(Task details) Isolate every line in the data with the string "osobą" and copy it.

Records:
==============================
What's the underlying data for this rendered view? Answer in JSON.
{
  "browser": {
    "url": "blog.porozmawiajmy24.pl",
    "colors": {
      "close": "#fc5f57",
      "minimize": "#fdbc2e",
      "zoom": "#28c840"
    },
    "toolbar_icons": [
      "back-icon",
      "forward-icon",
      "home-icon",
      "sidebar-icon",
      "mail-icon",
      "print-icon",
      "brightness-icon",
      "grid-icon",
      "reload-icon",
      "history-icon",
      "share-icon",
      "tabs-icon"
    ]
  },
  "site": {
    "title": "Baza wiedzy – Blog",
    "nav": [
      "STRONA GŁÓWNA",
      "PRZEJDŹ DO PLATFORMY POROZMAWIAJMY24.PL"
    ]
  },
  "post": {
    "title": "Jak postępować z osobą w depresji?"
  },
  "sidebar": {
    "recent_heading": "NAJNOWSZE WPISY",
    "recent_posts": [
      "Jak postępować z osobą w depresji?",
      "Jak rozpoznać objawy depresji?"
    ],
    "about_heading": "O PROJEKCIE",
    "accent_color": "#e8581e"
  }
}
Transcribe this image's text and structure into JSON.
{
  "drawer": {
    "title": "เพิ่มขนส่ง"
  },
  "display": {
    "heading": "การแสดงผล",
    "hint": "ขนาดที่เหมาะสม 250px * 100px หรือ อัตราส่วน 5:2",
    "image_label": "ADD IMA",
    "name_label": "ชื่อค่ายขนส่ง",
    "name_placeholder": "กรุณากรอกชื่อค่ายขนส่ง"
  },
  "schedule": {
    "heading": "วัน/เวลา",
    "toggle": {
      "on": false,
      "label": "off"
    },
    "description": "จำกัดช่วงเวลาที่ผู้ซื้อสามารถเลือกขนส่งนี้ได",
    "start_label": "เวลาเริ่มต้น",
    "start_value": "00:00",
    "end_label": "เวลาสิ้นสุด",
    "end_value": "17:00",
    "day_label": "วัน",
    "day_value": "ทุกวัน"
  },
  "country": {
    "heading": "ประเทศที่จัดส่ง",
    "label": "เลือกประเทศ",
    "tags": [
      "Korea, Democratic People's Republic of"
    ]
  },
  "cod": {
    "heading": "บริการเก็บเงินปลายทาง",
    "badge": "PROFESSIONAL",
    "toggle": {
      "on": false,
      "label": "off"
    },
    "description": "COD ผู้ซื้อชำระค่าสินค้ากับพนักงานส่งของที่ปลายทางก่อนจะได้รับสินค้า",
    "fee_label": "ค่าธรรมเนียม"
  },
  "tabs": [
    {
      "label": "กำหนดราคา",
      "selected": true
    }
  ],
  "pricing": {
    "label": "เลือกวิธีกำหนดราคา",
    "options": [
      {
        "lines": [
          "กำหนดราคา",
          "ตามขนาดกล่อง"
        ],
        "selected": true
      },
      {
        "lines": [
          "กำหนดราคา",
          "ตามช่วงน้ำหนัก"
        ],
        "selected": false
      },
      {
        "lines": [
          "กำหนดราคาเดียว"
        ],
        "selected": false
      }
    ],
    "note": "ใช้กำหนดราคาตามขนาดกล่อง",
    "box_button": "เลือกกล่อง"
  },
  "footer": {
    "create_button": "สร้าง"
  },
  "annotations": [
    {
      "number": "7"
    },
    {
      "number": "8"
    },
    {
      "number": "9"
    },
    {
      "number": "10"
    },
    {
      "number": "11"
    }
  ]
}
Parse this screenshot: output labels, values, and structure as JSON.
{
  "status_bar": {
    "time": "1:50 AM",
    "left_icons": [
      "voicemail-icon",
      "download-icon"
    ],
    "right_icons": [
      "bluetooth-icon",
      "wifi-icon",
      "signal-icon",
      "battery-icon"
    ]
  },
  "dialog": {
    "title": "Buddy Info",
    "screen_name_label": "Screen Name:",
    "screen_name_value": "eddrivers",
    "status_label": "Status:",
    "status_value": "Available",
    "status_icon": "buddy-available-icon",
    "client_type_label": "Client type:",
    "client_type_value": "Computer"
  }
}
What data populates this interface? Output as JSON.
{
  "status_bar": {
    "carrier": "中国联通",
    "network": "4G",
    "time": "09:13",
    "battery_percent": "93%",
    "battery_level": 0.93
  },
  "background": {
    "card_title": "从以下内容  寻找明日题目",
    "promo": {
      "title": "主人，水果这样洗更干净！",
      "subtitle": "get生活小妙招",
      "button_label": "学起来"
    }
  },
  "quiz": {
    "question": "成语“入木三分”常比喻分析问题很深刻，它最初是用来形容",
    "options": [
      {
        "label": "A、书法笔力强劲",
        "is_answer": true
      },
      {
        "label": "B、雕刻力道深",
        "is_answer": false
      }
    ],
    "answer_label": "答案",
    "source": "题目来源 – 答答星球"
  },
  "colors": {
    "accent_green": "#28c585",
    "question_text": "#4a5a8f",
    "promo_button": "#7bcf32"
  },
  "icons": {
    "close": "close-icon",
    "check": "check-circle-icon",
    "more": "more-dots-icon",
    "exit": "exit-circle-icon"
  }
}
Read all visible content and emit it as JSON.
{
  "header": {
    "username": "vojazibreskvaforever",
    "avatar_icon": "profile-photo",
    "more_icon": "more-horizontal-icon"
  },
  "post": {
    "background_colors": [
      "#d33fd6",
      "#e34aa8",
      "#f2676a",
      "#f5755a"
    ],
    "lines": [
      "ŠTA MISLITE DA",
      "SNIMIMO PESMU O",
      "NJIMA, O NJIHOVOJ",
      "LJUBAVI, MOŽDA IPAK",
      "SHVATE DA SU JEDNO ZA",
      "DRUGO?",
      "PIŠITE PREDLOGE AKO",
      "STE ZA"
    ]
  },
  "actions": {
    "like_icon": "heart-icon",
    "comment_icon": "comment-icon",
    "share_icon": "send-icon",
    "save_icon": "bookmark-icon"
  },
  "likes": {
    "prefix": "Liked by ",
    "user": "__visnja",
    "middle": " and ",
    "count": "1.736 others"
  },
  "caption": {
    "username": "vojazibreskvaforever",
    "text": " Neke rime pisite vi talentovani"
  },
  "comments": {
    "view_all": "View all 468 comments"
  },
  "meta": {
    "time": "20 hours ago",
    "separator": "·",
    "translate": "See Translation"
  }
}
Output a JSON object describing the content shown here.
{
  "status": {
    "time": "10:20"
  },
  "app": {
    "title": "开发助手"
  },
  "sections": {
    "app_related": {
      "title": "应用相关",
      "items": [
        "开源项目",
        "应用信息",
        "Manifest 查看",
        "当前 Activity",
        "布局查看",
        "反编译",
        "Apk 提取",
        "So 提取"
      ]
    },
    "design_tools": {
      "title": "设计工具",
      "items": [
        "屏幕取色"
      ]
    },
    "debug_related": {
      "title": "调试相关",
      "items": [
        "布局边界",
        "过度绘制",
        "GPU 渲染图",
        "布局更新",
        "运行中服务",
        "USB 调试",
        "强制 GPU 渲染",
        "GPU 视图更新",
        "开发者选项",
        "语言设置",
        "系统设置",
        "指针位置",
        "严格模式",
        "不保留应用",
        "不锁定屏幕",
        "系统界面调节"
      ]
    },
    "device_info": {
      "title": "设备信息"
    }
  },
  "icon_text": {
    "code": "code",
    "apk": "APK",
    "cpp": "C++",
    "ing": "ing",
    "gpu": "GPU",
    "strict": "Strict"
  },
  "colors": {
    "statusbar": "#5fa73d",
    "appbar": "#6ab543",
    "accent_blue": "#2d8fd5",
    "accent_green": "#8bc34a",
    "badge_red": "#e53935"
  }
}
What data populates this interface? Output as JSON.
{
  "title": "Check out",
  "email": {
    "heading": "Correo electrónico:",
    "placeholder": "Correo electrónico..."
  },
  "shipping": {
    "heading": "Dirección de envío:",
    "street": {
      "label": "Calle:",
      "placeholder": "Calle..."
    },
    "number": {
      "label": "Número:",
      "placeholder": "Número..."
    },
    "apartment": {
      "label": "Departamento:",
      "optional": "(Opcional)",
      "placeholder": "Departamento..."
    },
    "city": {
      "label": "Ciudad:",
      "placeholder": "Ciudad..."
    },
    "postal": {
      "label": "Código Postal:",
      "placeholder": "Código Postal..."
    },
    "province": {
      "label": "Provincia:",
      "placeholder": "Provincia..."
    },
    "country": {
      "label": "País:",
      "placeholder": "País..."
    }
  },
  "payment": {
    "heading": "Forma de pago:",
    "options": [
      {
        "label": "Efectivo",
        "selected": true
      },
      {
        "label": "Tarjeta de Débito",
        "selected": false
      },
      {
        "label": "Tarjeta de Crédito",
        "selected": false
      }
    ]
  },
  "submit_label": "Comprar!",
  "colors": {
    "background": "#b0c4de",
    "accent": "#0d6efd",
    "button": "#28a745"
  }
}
==============================
(Answer to this task)
    "title": "Jak postępować z osobą w depresji?"
      "Jak postępować z osobą w depresji?",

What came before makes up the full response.